→ **Request**:
Beginning with the line where "Output the text content of this document." appears, repeat every remaining line of the entries exactly, the last line included.

Extracted data entries:

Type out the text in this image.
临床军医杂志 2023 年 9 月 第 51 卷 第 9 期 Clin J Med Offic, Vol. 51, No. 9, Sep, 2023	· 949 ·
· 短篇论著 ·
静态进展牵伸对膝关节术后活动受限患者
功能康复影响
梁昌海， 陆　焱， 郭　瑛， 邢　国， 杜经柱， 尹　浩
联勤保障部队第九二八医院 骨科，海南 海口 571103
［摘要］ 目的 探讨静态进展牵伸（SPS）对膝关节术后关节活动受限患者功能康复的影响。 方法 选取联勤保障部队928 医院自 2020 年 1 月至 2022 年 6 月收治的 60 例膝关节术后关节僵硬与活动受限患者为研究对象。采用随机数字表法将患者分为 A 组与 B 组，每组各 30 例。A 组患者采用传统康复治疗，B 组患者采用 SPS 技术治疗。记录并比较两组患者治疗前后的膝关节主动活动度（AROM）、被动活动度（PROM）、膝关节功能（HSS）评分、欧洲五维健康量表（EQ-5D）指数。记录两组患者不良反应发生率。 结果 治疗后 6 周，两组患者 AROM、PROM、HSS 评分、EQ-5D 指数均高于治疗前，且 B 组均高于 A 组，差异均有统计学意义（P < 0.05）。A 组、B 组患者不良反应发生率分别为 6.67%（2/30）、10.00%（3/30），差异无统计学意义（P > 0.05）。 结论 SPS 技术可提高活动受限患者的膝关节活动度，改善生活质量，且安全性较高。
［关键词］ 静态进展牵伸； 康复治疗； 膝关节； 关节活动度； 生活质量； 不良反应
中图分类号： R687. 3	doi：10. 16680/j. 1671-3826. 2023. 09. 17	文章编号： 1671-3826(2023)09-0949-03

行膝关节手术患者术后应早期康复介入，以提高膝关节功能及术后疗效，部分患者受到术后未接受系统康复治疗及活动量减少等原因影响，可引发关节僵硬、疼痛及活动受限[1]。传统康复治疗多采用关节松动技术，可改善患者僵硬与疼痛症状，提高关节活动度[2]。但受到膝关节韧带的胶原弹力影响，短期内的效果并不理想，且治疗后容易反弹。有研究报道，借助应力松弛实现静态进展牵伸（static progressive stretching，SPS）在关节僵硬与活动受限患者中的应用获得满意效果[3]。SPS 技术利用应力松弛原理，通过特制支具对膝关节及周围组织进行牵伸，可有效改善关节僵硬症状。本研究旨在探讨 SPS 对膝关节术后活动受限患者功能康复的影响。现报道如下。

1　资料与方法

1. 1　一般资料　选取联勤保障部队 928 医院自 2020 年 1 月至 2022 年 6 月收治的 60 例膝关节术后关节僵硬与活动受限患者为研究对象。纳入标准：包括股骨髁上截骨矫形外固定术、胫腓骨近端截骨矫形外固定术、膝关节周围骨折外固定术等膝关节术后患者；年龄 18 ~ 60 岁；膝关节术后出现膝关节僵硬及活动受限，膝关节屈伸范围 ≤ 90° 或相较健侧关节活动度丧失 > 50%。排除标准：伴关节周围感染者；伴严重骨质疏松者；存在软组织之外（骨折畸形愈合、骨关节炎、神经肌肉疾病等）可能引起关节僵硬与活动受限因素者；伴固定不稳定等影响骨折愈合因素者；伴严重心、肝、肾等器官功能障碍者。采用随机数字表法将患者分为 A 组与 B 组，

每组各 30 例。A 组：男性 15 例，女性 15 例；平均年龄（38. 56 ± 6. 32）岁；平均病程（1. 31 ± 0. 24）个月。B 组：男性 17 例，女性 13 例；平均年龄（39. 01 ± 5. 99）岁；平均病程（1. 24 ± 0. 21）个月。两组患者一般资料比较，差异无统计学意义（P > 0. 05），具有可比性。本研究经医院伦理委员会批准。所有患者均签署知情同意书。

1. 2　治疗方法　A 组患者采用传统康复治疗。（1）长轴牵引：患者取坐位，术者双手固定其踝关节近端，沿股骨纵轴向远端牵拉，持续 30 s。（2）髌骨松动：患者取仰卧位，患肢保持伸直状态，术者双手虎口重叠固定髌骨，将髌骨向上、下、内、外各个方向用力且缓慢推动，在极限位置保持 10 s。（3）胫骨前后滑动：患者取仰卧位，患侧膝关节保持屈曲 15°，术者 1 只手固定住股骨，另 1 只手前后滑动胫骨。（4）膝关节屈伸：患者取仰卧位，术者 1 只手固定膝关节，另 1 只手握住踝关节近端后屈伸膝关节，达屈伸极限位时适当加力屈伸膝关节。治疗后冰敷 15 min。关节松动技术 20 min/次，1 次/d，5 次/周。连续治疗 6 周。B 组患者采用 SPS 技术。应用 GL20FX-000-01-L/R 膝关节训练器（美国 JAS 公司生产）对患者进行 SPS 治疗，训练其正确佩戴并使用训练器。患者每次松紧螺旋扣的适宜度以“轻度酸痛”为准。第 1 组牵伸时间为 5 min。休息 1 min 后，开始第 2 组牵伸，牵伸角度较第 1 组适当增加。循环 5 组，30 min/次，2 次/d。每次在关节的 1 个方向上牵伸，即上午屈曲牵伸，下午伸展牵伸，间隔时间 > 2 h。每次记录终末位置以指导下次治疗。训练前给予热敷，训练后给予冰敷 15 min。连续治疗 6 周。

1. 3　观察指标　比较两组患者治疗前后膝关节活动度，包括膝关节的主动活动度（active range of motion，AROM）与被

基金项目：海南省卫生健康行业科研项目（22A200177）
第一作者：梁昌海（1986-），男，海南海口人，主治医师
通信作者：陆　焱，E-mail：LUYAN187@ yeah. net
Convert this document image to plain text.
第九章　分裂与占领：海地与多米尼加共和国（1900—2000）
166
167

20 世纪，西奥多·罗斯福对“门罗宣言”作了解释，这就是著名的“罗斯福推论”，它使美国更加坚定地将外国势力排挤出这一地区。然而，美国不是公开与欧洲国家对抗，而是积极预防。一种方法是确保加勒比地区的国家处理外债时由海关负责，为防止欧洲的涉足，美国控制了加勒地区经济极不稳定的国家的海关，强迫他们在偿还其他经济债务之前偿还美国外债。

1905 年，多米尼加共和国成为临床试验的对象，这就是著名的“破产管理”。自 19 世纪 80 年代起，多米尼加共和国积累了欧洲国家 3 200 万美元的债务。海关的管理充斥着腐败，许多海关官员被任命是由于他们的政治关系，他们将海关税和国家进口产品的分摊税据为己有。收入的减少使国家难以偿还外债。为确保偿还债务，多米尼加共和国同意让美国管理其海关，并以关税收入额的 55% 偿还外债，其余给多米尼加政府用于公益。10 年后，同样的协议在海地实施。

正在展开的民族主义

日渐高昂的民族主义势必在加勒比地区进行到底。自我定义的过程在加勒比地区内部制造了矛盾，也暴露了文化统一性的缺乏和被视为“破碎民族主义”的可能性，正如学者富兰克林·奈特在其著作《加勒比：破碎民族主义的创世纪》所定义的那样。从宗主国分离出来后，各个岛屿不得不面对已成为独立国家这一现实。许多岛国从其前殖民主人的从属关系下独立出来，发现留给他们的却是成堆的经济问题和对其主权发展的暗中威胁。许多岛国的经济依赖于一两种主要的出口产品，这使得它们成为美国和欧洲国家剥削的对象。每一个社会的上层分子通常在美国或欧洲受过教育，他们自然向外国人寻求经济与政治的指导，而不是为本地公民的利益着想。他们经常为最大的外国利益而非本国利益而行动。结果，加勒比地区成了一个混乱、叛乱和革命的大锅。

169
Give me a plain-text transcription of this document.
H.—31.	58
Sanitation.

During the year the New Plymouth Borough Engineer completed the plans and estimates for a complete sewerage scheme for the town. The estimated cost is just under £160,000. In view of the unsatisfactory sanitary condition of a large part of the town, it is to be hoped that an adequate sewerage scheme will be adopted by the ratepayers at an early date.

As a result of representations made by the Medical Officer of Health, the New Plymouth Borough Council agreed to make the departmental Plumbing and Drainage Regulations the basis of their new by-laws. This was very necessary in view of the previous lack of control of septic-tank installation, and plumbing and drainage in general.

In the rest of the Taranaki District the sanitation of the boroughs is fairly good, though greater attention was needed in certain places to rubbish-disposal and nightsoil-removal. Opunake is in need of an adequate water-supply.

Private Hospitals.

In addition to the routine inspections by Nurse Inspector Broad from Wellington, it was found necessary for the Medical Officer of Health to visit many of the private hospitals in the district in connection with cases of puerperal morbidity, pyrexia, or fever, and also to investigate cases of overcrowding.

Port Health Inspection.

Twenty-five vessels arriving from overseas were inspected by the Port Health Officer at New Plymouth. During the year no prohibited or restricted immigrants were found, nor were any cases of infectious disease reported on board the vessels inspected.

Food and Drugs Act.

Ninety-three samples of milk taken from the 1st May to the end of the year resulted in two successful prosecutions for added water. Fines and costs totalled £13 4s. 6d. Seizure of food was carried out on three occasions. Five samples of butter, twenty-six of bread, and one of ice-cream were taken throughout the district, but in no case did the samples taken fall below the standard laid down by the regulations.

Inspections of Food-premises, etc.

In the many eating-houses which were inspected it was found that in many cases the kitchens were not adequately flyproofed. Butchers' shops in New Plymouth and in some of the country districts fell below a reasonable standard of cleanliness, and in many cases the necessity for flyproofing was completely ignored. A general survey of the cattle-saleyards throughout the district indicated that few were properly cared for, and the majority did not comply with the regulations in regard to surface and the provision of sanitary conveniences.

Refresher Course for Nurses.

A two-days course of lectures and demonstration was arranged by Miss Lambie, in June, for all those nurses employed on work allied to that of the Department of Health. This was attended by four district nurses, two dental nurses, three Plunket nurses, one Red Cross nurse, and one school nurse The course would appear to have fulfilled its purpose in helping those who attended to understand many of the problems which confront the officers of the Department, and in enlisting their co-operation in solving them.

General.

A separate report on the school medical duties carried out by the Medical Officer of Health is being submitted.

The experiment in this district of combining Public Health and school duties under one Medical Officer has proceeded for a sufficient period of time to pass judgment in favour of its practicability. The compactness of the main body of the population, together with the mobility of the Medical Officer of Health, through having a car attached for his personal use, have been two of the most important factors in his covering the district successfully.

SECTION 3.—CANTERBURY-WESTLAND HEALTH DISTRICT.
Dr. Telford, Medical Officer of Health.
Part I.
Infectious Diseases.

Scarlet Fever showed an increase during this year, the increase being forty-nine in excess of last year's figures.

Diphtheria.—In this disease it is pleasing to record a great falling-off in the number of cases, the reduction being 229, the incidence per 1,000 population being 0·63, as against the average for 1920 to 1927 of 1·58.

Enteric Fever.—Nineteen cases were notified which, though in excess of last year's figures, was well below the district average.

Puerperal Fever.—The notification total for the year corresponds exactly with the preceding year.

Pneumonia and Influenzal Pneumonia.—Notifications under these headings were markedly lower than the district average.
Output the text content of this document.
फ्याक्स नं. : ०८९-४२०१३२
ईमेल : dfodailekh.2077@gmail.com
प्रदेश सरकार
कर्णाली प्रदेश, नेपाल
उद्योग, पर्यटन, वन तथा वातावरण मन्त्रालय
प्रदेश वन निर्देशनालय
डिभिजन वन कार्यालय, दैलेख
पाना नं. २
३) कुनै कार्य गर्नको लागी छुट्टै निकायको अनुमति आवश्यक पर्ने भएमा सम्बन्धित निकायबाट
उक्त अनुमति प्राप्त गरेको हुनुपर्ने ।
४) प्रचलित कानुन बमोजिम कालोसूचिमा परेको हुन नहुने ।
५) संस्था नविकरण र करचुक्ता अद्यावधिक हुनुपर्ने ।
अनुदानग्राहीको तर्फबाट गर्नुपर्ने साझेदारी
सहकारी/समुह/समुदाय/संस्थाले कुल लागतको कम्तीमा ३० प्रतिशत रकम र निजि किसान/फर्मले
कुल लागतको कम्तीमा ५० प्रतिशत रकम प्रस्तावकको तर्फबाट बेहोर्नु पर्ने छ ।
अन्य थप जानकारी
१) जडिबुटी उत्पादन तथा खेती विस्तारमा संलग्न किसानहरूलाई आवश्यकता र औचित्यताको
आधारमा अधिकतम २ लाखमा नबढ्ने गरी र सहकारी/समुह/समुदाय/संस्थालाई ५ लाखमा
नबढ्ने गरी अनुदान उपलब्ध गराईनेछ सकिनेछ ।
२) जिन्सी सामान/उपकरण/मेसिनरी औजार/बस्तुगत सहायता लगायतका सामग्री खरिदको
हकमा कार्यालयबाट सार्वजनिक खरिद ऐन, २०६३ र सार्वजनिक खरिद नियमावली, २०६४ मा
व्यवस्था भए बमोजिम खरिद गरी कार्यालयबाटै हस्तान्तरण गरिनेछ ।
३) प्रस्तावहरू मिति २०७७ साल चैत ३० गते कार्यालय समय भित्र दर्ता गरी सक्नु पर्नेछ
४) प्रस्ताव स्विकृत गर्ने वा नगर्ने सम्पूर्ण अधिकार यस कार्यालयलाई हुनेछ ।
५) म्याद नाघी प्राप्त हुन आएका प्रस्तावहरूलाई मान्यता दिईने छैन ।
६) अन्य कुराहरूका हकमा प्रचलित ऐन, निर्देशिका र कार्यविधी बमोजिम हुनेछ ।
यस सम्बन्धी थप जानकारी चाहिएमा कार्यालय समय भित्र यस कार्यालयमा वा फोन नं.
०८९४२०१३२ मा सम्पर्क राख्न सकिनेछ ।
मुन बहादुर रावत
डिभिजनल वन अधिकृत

→ **Correct answer**:
Output the text content of this document.
फ्याक्स नं. : ०८९-४२०१३२
ईमेल : dfodailekh.2077@gmail.com
प्रदेश सरकार
कर्णाली प्रदेश, नेपाल
उद्योग, पर्यटन, वन तथा वातावरण मन्त्रालय
प्रदेश वन निर्देशनालय
डिभिजन वन कार्यालय, दैलेख
पाना नं. २
३) कुनै कार्य गर्नको लागी छुट्टै निकायको अनुमति आवश्यक पर्ने भएमा सम्बन्धित निकायबाट
उक्त अनुमति प्राप्त गरेको हुनुपर्ने ।
४) प्रचलित कानुन बमोजिम कालोसूचिमा परेको हुन नहुने ।
५) संस्था नविकरण र करचुक्ता अद्यावधिक हुनुपर्ने ।
अनुदानग्राहीको तर्फबाट गर्नुपर्ने साझेदारी
सहकारी/समुह/समुदाय/संस्थाले कुल लागतको कम्तीमा ३० प्रतिशत रकम र निजि किसान/फर्मले
कुल लागतको कम्तीमा ५० प्रतिशत रकम प्रस्तावकको तर्फबाट बेहोर्नु पर्ने छ ।
अन्य थप जानकारी
१) जडिबुटी उत्पादन तथा खेती विस्तारमा संलग्न किसानहरूलाई आवश्यकता र औचित्यताको
आधारमा अधिकतम २ लाखमा नबढ्ने गरी र सहकारी/समुह/समुदाय/संस्थालाई ५ लाखमा
नबढ्ने गरी अनुदान उपलब्ध गराईनेछ सकिनेछ ।
२) जिन्सी सामान/उपकरण/मेसिनरी औजार/बस्तुगत सहायता लगायतका सामग्री खरिदको
हकमा कार्यालयबाट सार्वजनिक खरिद ऐन, २०६३ र सार्वजनिक खरिद नियमावली, २०६४ मा
व्यवस्था भए बमोजिम खरिद गरी कार्यालयबाटै हस्तान्तरण गरिनेछ ।
३) प्रस्तावहरू मिति २०७७ साल चैत ३० गते कार्यालय समय भित्र दर्ता गरी सक्नु पर्नेछ
४) प्रस्ताव स्विकृत गर्ने वा नगर्ने सम्पूर्ण अधिकार यस कार्यालयलाई हुनेछ ।
५) म्याद नाघी प्राप्त हुन आएका प्रस्तावहरूलाई मान्यता दिईने छैन ।
६) अन्य कुराहरूका हकमा प्रचलित ऐन, निर्देशिका र कार्यविधी बमोजिम हुनेछ ।
यस सम्बन्धी थप जानकारी चाहिएमा कार्यालय समय भित्र यस कार्यालयमा वा फोन नं.
०८९४२०१३२ मा सम्पर्क राख्न सकिनेछ ।
मुन बहादुर रावत
डिभिजनल वन अधिकृत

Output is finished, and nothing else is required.